FRAGMENTO DE TEXTO:
—————

Luego de este sucinto y
algo aparatoso, aunque forzosamente incompleto, recorrido por las revistas y
los suplementos, tengo hoy la impresión de que mucho ha cambiado. No digo que
para mal; no digo, como el poeta, que todo tiempo pasado fue mejor, sólo
consigno parte de lo que ha cambiado. El hecho de que hoy podamos acceder por
la red a la revista digital de algún cuentista radicado en Huimanguillo,
Tabasco, o a los contenidos de las revistas más prestigiadas en todos los
países y de todos los idiomas, ha reducido a casi nada el estatus del
colaborador de revistas, ha diluido la idea de grupo artístico compacto y nos
ha llevado a pulverizar nuestros intereses en mil partículas editoriales.

—————

ÍTEMS EXTRAÍDOS:
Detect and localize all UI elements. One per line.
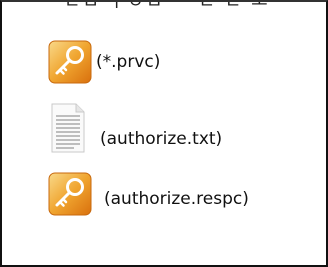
file-label: (authorize.respc) (104, 189, 249, 209)
file-label: (*.prvc) (96, 52, 161, 72)
key-file-icon (48, 172, 92, 216)
file-item-prvc[interactable]: (*.prvc) (48, 40, 160, 84)
file-item-authorize-respc[interactable]: (authorize.respc) (48, 172, 249, 216)
cutoff-header-text: ㄷㅁ ㅏㅇㅁ ㅡ ㅌ ㅌ ㅗ (64, 2, 304, 8)
file-list-panel: ㄷㅁ ㅏㅇㅁ ㅡ ㅌ ㅌ ㅗ (*.prvc) (0, 0, 328, 267)
file-item-authorize-txt[interactable]: (authorize.txt) (48, 102, 222, 154)
text-document-icon (51, 103, 85, 153)
key-file-icon (48, 40, 92, 84)
file-label: (authorize.txt) (100, 129, 223, 149)
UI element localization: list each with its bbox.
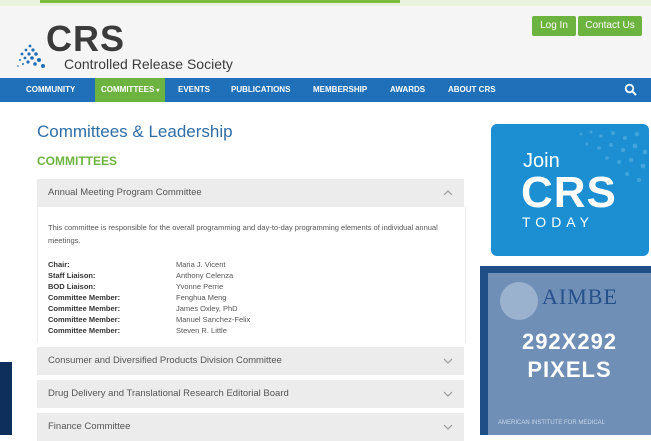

—————

DESAFÍO 1: Indica si cada afirmación coincide con el fragmento sobre revistas y suplementos, respondiendo sí o no y citando las palabras del texto que lo deciden: (a) el texto afirma que todo tiempo pasado fue mejor; (b) el texto califica el recorrido por revistas y suplementos de forzosamente incompleto; (c) según el texto, el acceso por la red ha reforzado la idea de grupo artístico compacto.
DESAFÍO 2: Reescribe el fragmento sobre revistas y suplementos empezando por "Luego de este" y siguiendo hasta "mil partículas editoriales.", sustituyendo "revistas" por "publicaciones".
DESAFÍO 3: Escribe la continuación del fragmento sobre revistas y suplementos a partir de su última oración.
Los ítems no hacen falta para nada.

RESULTADO 1:
(a) No: "no digo, como el poeta, que todo tiempo pasado fue mejor".
(b) Sí: "algo aparatoso, aunque forzosamente incompleto".
(c) No: "ha diluido la idea de grupo artístico compacto".

RESULTADO 2:
Luego de este sucinto y
algo aparatoso, aunque forzosamente incompleto, recorrido por las publicaciones y
los suplementos, tengo hoy la impresión de que mucho ha cambiado. No digo que
para mal; no digo, como el poeta, que todo tiempo pasado fue mejor, sólo
consigno parte de lo que ha cambiado. El hecho de que hoy podamos acceder por
la red a la revista digital de algún cuentista radicado en Huimanguillo,
Tabasco, o a los contenidos de las publicaciones más prestigiadas en todos los
países y de todos los idiomas, ha reducido a casi nada el estatus del
colaborador de publicaciones, ha diluido la idea de grupo artístico compacto y nos
ha llevado a pulverizar nuestros intereses en mil partículas editoriales.

RESULTADO 3:
Digamos que ahora no tenemos revistas, sino enlaces a textos específicos que al
multiplicarse por cantidades inhumanas, forzosamente torrenciales y
fragmentarias, crean cierta anhedonia o falta de placer en el lector, de
ahí que hoy padezcamos algo aproximado al síndrome del niño rico: tenemos todo,
y como tenemos todo, nada nos exalta, nada nos entusiasma, nada nos sorprende.
Perdimos la visión de los árboles; hoy todo es bosque, infinito bosque, y en él tenemos que buscar la manera de volver a la sorpresa del hallazgo que nos seduce y nos obliga, como en los viejos tiempos, a leer con atención, sosegadamente.